Data entries
......

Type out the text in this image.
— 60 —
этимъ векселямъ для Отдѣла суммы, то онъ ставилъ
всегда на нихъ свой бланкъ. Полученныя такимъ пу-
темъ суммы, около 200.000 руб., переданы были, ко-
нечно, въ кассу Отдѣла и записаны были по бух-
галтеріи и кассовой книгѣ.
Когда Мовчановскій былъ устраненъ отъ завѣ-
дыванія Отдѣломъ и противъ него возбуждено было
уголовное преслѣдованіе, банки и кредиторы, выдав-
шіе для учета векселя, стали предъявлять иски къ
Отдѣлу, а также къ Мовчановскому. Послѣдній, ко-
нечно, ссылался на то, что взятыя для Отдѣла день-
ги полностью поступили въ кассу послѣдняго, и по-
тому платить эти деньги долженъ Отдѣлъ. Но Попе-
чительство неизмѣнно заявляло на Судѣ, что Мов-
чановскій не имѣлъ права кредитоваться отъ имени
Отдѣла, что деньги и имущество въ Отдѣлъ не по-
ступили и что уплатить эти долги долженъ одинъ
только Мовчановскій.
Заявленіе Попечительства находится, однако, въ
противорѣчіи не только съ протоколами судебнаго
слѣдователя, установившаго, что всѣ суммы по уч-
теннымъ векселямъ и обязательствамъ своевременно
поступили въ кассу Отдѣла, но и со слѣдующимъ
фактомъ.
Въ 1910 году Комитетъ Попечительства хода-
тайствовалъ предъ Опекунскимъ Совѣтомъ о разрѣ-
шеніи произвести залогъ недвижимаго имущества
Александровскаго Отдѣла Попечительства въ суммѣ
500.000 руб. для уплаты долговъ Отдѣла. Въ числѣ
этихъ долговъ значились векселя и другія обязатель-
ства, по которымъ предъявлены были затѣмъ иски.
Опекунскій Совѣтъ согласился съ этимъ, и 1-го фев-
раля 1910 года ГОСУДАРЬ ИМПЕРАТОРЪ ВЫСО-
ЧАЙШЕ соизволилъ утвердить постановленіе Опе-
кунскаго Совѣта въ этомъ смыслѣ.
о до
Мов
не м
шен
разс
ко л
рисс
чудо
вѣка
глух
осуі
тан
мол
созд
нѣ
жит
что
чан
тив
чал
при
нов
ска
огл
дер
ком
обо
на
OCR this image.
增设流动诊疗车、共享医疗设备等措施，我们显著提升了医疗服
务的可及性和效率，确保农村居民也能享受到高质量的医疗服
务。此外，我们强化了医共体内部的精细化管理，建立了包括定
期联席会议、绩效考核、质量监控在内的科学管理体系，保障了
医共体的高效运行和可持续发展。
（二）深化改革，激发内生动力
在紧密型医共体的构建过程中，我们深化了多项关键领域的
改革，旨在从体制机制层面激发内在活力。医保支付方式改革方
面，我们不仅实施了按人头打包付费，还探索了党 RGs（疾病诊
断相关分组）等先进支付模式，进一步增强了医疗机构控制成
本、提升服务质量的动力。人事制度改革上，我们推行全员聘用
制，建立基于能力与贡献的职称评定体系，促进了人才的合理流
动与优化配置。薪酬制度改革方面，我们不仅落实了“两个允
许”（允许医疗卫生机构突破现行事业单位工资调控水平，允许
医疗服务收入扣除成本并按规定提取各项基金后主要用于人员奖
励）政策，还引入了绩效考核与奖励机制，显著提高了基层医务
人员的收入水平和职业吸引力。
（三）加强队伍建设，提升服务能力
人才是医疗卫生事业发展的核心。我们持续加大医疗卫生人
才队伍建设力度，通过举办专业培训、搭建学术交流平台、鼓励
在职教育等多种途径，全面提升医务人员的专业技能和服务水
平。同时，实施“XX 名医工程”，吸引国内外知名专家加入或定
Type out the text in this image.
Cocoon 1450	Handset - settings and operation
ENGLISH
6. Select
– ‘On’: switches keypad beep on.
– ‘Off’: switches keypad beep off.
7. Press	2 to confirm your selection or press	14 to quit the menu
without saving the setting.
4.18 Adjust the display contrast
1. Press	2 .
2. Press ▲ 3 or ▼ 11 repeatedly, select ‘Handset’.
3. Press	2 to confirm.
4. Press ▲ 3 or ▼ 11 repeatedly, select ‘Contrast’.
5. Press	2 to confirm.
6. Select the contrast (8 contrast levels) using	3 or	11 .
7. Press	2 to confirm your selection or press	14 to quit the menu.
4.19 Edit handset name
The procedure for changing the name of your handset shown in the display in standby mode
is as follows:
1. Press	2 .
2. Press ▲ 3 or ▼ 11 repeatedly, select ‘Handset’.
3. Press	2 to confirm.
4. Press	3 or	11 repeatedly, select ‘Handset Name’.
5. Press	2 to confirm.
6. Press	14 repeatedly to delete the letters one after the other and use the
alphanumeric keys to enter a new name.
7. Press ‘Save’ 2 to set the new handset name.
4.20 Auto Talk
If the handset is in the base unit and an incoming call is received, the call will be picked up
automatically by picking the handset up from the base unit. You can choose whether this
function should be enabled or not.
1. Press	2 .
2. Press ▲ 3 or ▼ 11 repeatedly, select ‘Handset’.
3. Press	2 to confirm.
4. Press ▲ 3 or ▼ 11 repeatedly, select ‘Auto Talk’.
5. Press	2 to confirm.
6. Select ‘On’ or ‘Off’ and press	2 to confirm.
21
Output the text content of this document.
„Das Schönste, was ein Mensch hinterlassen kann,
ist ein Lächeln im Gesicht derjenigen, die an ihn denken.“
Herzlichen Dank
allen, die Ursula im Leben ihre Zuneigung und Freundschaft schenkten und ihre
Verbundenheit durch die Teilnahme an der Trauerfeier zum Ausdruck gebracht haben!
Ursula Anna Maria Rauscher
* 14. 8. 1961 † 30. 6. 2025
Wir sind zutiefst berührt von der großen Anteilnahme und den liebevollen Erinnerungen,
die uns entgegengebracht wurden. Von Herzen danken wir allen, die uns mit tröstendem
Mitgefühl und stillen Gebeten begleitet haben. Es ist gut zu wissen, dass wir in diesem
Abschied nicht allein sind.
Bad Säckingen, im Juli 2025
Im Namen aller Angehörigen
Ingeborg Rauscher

......

The problem: Counting only lines of the data above that hold "этимъ", report the total and nothing else.

Finished answer: 2